Given instruction
Reproduce all the entries precisely.

Entries provided
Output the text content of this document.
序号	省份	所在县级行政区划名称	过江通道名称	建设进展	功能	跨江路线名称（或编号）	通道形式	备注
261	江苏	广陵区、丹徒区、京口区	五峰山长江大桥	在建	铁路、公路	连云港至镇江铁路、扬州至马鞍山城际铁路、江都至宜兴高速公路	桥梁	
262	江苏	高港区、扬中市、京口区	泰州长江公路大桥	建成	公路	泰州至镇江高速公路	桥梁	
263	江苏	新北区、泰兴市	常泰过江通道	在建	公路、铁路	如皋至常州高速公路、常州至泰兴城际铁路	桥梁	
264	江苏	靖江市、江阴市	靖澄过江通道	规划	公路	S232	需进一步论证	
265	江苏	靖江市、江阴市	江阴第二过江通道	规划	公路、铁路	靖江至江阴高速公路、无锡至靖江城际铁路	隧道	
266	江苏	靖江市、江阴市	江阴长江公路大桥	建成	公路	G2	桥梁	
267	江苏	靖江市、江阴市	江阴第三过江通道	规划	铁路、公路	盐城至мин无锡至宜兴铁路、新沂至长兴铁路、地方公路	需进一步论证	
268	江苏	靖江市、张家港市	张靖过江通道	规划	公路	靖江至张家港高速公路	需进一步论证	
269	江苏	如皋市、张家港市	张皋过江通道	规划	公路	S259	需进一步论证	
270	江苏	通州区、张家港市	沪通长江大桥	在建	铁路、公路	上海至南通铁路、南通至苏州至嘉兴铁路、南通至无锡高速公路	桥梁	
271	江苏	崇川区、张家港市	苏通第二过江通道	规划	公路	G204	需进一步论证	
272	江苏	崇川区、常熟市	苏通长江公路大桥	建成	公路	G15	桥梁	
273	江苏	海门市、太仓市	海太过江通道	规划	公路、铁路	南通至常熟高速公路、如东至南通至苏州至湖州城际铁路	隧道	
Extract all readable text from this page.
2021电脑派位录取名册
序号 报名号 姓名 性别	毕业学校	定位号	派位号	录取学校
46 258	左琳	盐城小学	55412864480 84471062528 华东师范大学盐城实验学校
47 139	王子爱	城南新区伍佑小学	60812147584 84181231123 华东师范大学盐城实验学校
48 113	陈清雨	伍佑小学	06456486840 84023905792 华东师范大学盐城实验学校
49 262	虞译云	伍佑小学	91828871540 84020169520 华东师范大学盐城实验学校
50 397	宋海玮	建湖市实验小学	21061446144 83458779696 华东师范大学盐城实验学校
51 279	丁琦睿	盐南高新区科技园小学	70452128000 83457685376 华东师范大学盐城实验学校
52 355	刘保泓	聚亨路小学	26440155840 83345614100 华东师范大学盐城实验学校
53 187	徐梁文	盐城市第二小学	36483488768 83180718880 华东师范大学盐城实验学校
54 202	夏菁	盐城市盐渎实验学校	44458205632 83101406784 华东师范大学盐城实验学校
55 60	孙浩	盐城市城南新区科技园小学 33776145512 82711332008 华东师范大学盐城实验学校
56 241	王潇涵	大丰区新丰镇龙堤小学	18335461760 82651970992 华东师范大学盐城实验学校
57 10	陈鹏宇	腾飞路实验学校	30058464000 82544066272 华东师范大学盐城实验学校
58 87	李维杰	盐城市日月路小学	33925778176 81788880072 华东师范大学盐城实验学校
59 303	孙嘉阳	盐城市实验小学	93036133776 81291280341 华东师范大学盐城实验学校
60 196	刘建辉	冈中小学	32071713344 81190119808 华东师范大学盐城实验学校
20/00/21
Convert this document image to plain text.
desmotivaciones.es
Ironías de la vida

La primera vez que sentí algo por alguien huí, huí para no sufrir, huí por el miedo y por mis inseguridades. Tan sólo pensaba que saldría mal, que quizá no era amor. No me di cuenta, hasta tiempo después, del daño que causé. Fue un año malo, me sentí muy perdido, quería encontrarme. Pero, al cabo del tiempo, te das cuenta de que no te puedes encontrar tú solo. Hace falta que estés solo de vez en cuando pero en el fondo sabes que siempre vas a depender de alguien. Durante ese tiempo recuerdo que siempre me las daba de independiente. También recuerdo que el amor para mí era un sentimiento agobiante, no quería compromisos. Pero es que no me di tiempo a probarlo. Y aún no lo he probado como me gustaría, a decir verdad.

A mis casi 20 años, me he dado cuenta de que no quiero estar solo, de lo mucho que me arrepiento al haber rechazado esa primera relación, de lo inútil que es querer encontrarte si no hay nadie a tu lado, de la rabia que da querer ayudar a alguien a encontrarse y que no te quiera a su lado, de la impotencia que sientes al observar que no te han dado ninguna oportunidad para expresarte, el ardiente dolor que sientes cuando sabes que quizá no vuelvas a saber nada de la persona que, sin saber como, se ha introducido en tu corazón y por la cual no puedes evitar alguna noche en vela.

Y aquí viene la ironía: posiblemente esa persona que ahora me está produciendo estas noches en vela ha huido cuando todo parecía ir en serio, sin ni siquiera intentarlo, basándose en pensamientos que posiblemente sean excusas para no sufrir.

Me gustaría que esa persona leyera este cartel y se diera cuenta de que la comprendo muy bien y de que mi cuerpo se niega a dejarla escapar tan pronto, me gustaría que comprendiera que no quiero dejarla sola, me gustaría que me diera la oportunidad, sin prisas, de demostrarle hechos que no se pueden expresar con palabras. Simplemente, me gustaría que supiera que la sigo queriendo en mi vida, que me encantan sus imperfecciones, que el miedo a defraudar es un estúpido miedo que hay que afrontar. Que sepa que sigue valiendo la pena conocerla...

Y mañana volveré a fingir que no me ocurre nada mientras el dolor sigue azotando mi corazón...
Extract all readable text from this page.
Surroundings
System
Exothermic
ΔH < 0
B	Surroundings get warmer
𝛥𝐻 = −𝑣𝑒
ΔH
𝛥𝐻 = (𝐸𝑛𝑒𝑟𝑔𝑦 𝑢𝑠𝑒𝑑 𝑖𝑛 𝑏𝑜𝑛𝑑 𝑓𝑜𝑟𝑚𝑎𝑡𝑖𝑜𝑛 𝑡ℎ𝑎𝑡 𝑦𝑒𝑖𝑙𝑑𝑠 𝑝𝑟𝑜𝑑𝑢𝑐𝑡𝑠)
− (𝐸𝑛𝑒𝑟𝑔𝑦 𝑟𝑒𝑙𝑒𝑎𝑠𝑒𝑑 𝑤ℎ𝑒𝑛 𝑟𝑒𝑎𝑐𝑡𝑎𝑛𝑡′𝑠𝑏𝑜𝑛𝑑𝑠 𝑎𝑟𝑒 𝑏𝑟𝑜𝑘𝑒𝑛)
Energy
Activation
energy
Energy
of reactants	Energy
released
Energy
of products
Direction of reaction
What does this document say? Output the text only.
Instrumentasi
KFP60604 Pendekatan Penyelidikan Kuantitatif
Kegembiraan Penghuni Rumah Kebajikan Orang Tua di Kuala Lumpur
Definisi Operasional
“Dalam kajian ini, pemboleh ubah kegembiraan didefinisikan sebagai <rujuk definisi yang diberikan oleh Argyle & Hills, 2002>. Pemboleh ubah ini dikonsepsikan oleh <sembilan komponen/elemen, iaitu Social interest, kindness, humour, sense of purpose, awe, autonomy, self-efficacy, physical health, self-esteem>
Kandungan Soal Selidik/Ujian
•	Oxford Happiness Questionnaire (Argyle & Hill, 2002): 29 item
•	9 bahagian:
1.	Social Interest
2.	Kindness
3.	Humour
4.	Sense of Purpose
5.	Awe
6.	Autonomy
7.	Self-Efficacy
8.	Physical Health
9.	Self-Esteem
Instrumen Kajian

Expected answer
Output the text content of this document.
序号	省份	所在县级行政区划名称	过江通道名称	建设进展	功能	跨江路线名称（或编号）	通道形式	备注
261	江苏	广陵区、丹徒区、京口区	五峰山长江大桥	在建	铁路、公路	连云港至镇江铁路、扬州至马鞍山城际铁路、江都至宜兴高速公路	桥梁	
262	江苏	高港区、扬中市、京口区	泰州长江公路大桥	建成	公路	泰州至镇江高速公路	桥梁	
263	江苏	新北区、泰兴市	常泰过江通道	在建	公路、铁路	如皋至常州高速公路、常州至泰兴城际铁路	桥梁	
264	江苏	靖江市、江阴市	靖澄过江通道	规划	公路	S232	需进一步论证	
265	江苏	靖江市、江阴市	江阴第二过江通道	规划	公路、铁路	靖江至江阴高速公路、无锡至靖江城际铁路	隧道	
266	江苏	靖江市、江阴市	江阴长江公路大桥	建成	公路	G2	桥梁	
267	江苏	靖江市、江阴市	江阴第三过江通道	规划	铁路、公路	盐城至мин无锡至宜兴铁路、新沂至长兴铁路、地方公路	需进一步论证	
268	江苏	靖江市、张家港市	张靖过江通道	规划	公路	靖江至张家港高速公路	需进一步论证	
269	江苏	如皋市、张家港市	张皋过江通道	规划	公路	S259	需进一步论证	
270	江苏	通州区、张家港市	沪通长江大桥	在建	铁路、公路	上海至南通铁路、南通至苏州至嘉兴铁路、南通至无锡高速公路	桥梁	
271	江苏	崇川区、张家港市	苏通第二过江通道	规划	公路	G204	需进一步论证	
272	江苏	崇川区、常熟市	苏通长江公路大桥	建成	公路	G15	桥梁	
273	江苏	海门市、太仓市	海太过江通道	规划	公路、铁路	南通至常熟高速公路、如东至南通至苏州至湖州城际铁路	隧道	
Extract all readable text from this page.
2021电脑派位录取名册
序号 报名号 姓名 性别	毕业学校	定位号	派位号	录取学校
46 258	左琳	盐城小学	55412864480 84471062528 华东师范大学盐城实验学校
47 139	王子爱	城南新区伍佑小学	60812147584 84181231123 华东师范大学盐城实验学校
48 113	陈清雨	伍佑小学	06456486840 84023905792 华东师范大学盐城实验学校
49 262	虞译云	伍佑小学	91828871540 84020169520 华东师范大学盐城实验学校
50 397	宋海玮	建湖市实验小学	21061446144 83458779696 华东师范大学盐城实验学校
51 279	丁琦睿	盐南高新区科技园小学	70452128000 83457685376 华东师范大学盐城实验学校
52 355	刘保泓	聚亨路小学	26440155840 83345614100 华东师范大学盐城实验学校
53 187	徐梁文	盐城市第二小学	36483488768 83180718880 华东师范大学盐城实验学校
54 202	夏菁	盐城市盐渎实验学校	44458205632 83101406784 华东师范大学盐城实验学校
55 60	孙浩	盐城市城南新区科技园小学 33776145512 82711332008 华东师范大学盐城实验学校
56 241	王潇涵	大丰区新丰镇龙堤小学	18335461760 82651970992 华东师范大学盐城实验学校
57 10	陈鹏宇	腾飞路实验学校	30058464000 82544066272 华东师范大学盐城实验学校
58 87	李维杰	盐城市日月路小学	33925778176 81788880072 华东师范大学盐城实验学校
59 303	孙嘉阳	盐城市实验小学	93036133776 81291280341 华东师范大学盐城实验学校
60 196	刘建辉	冈中小学	32071713344 81190119808 华东师范大学盐城实验学校
20/00/21
Convert this document image to plain text.
desmotivaciones.es
Ironías de la vida

La primera vez que sentí algo por alguien huí, huí para no sufrir, huí por el miedo y por mis inseguridades. Tan sólo pensaba que saldría mal, que quizá no era amor. No me di cuenta, hasta tiempo después, del daño que causé. Fue un año malo, me sentí muy perdido, quería encontrarme. Pero, al cabo del tiempo, te das cuenta de que no te puedes encontrar tú solo. Hace falta que estés solo de vez en cuando pero en el fondo sabes que siempre vas a depender de alguien. Durante ese tiempo recuerdo que siempre me las daba de independiente. También recuerdo que el amor para mí era un sentimiento agobiante, no quería compromisos. Pero es que no me di tiempo a probarlo. Y aún no lo he probado como me gustaría, a decir verdad.

A mis casi 20 años, me he dado cuenta de que no quiero estar solo, de lo mucho que me arrepiento al haber rechazado esa primera relación, de lo inútil que es querer encontrarte si no hay nadie a tu lado, de la rabia que da querer ayudar a alguien a encontrarse y que no te quiera a su lado, de la impotencia que sientes al observar que no te han dado ninguna oportunidad para expresarte, el ardiente dolor que sientes cuando sabes que quizá no vuelvas a saber nada de la persona que, sin saber como, se ha introducido en tu corazón y por la cual no puedes evitar alguna noche en vela.

Y aquí viene la ironía: posiblemente esa persona que ahora me está produciendo estas noches en vela ha huido cuando todo parecía ir en serio, sin ni siquiera intentarlo, basándose en pensamientos que posiblemente sean excusas para no sufrir.

Me gustaría que esa persona leyera este cartel y se diera cuenta de que la comprendo muy bien y de que mi cuerpo se niega a dejarla escapar tan pronto, me gustaría que comprendiera que no quiero dejarla sola, me gustaría que me diera la oportunidad, sin prisas, de demostrarle hechos que no se pueden expresar con palabras. Simplemente, me gustaría que supiera que la sigo queriendo en mi vida, que me encantan sus imperfecciones, que el miedo a defraudar es un estúpido miedo que hay que afrontar. Que sepa que sigue valiendo la pena conocerla...

Y mañana volveré a fingir que no me ocurre nada mientras el dolor sigue azotando mi corazón...
Extract all readable text from this page.
Surroundings
System
Exothermic
ΔH < 0
B	Surroundings get warmer
𝛥𝐻 = −𝑣𝑒
ΔH
𝛥𝐻 = (𝐸𝑛𝑒𝑟𝑔𝑦 𝑢𝑠𝑒𝑑 𝑖𝑛 𝑏𝑜𝑛𝑑 𝑓𝑜𝑟𝑚𝑎𝑡𝑖𝑜𝑛 𝑡ℎ𝑎𝑡 𝑦𝑒𝑖𝑙𝑑𝑠 𝑝𝑟𝑜𝑑𝑢𝑐𝑡𝑠)
− (𝐸𝑛𝑒𝑟𝑔𝑦 𝑟𝑒𝑙𝑒𝑎𝑠𝑒𝑑 𝑤ℎ𝑒𝑛 𝑟𝑒𝑎𝑐𝑡𝑎𝑛𝑡′𝑠𝑏𝑜𝑛𝑑𝑠 𝑎𝑟𝑒 𝑏𝑟𝑜𝑘𝑒𝑛)
Energy
Activation
energy
Energy
of reactants	Energy
released
Energy
of products
Direction of reaction
What does this document say? Output the text only.
Instrumentasi
KFP60604 Pendekatan Penyelidikan Kuantitatif
Kegembiraan Penghuni Rumah Kebajikan Orang Tua di Kuala Lumpur
Definisi Operasional
“Dalam kajian ini, pemboleh ubah kegembiraan didefinisikan sebagai <rujuk definisi yang diberikan oleh Argyle & Hills, 2002>. Pemboleh ubah ini dikonsepsikan oleh <sembilan komponen/elemen, iaitu Social interest, kindness, humour, sense of purpose, awe, autonomy, self-efficacy, physical health, self-esteem>
Kandungan Soal Selidik/Ujian
•	Oxford Happiness Questionnaire (Argyle & Hill, 2002): 29 item
•	9 bahagian:
1.	Social Interest
2.	Kindness
3.	Humour
4.	Sense of Purpose
5.	Awe
6.	Autonomy
7.	Self-Efficacy
8.	Physical Health
9.	Self-Esteem
Instrumen Kajian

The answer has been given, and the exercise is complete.